↓↓↓

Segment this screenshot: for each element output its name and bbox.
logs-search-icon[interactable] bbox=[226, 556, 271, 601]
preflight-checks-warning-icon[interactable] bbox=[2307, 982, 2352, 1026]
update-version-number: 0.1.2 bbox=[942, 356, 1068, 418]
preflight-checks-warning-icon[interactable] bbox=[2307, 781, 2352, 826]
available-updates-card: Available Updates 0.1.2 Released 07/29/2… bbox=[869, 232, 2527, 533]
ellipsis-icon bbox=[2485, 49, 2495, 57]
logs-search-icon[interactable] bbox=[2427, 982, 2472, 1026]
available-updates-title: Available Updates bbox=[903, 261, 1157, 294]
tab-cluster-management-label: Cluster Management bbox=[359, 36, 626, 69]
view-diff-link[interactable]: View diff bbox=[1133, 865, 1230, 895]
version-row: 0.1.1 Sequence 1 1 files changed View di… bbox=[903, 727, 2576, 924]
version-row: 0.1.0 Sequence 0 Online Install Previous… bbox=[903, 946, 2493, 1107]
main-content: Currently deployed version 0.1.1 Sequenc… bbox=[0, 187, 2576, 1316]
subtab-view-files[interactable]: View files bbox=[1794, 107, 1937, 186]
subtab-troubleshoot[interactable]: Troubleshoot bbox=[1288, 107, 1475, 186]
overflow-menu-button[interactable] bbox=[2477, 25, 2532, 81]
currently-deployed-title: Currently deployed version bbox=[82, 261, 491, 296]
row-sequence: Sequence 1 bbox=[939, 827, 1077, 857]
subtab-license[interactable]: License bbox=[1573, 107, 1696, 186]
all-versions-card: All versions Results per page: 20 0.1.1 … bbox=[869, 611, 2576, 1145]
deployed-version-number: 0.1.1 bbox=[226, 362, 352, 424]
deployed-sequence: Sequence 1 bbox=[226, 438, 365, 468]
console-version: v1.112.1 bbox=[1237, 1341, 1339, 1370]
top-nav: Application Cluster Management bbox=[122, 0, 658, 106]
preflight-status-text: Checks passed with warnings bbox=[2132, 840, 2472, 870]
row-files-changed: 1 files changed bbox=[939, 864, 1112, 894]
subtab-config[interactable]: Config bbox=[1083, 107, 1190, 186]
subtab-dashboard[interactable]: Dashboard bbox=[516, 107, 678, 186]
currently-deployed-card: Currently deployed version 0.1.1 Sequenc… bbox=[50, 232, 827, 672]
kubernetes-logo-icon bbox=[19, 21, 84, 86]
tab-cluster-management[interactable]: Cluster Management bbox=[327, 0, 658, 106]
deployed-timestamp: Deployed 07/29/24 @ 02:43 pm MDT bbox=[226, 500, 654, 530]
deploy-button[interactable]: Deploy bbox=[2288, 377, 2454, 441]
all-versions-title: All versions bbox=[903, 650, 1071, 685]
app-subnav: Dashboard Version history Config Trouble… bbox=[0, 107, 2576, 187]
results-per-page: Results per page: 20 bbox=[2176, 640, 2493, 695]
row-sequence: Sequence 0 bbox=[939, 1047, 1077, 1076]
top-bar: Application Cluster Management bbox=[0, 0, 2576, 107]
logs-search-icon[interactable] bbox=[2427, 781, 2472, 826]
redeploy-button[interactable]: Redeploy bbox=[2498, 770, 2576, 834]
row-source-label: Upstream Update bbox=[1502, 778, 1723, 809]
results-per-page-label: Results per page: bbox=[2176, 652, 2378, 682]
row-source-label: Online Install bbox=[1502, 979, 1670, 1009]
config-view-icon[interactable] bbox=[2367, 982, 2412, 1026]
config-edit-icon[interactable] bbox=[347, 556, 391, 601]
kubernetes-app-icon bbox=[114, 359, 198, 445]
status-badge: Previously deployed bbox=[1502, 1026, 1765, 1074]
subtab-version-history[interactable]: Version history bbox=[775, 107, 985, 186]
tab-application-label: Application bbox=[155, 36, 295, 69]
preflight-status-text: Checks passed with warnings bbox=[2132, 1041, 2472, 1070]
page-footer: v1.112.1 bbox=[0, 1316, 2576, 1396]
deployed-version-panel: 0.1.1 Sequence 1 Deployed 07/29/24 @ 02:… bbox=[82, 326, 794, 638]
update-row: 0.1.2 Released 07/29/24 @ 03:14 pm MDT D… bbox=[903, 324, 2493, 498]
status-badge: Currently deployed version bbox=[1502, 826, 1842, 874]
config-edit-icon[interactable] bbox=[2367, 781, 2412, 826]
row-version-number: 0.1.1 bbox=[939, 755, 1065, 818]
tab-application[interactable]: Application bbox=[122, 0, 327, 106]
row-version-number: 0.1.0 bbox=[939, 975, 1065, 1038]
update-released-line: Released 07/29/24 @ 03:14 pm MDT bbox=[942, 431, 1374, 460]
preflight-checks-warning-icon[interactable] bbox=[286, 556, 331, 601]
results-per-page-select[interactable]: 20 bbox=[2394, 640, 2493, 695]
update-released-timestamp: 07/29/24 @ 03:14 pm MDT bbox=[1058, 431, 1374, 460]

↑↑↑
↓↓↓

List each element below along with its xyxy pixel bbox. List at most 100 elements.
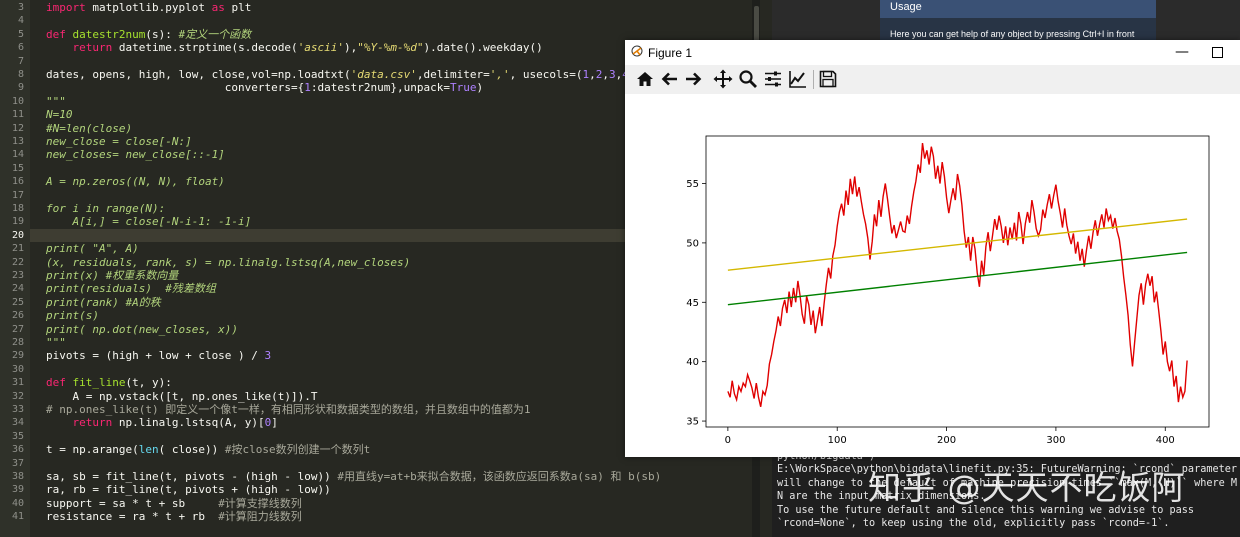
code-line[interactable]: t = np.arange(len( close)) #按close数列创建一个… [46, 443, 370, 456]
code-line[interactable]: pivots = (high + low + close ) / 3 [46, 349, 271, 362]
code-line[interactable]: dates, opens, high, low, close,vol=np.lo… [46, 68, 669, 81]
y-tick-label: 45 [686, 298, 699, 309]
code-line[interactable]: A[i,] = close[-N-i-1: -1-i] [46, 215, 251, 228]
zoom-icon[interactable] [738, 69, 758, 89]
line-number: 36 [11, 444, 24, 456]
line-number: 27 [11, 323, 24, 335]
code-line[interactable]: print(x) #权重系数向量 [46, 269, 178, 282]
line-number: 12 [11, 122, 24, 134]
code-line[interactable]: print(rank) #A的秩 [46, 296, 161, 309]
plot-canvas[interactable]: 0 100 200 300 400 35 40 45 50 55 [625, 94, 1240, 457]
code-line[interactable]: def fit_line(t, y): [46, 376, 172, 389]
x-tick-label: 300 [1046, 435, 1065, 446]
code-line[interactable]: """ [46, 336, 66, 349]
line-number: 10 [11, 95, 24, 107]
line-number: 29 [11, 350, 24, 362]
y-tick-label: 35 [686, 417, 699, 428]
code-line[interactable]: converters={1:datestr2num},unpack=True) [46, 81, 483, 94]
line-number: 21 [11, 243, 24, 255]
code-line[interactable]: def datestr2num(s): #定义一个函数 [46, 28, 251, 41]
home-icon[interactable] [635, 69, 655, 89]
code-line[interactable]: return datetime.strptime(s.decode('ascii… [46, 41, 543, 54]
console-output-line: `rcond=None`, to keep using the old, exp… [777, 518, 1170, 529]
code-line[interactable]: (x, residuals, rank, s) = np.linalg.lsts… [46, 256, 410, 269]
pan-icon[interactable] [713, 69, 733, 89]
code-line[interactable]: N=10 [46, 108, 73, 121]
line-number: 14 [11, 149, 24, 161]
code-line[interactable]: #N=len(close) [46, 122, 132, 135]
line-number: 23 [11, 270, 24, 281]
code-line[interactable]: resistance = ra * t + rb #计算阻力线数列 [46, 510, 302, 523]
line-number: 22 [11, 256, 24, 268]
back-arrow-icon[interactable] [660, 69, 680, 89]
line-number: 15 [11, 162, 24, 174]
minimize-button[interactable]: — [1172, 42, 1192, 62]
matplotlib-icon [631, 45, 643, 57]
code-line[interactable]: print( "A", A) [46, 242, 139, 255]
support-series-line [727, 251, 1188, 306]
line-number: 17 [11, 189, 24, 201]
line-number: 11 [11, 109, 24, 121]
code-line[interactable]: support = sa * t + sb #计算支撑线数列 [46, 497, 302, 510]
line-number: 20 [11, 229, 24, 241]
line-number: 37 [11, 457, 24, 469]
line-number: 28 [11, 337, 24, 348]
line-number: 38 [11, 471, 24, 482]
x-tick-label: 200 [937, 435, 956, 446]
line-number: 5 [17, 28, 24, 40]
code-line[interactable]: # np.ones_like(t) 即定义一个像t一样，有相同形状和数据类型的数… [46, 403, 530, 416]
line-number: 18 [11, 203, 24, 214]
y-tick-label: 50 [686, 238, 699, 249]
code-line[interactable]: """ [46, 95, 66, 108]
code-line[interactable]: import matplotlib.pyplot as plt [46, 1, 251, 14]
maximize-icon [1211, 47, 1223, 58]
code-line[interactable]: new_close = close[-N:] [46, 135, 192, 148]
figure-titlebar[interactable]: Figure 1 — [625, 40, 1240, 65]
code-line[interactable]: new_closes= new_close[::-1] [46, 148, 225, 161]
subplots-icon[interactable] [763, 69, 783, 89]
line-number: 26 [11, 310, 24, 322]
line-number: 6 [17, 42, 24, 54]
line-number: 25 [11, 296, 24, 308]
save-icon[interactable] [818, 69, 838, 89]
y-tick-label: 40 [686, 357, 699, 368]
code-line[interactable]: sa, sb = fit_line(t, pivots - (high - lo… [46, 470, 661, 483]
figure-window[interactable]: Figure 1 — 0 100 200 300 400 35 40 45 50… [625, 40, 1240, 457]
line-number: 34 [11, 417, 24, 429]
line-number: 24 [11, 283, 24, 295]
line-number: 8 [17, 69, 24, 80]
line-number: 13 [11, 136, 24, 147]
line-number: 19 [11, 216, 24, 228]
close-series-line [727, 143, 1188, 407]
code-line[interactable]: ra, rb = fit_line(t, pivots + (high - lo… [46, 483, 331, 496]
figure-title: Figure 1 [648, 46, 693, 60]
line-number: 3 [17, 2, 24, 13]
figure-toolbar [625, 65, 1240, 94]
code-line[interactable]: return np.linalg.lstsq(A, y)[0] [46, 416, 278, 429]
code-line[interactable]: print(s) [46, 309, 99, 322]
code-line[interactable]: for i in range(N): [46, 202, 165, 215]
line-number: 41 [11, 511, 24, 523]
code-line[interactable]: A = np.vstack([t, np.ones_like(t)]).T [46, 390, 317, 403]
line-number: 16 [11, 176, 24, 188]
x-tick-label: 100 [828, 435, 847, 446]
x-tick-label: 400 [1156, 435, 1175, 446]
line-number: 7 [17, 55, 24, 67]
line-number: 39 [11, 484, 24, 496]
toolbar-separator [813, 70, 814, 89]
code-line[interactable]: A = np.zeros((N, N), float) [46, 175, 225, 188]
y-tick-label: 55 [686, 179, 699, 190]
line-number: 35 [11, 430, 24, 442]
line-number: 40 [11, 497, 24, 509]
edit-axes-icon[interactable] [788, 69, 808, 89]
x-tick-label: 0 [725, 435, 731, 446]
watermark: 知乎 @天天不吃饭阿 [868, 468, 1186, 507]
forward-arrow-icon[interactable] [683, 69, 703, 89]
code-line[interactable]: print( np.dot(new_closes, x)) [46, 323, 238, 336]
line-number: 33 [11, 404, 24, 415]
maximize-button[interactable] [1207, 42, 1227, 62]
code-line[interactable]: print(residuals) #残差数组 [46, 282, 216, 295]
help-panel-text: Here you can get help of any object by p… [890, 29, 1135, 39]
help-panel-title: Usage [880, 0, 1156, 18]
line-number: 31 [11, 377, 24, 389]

↑↑↑

• [INSTRUCCIONES] Reescribe las líneas del material que van desde la que contiene "Segment this screenshot: for" hasta la que contiene "update-version-number: 0.1.2 bbox=[942, 356, 1068, 418]", ambas incluidas. Sustituye "logs-search-icon" por "log-search-icon" y deja todo lo demás igual.

• [SOLUCIÓN]
Segment this screenshot: for each element output its name and bbox.
log-search-icon[interactable] bbox=[226, 556, 271, 601]
preflight-checks-warning-icon[interactable] bbox=[2307, 982, 2352, 1026]
update-version-number: 0.1.2 bbox=[942, 356, 1068, 418]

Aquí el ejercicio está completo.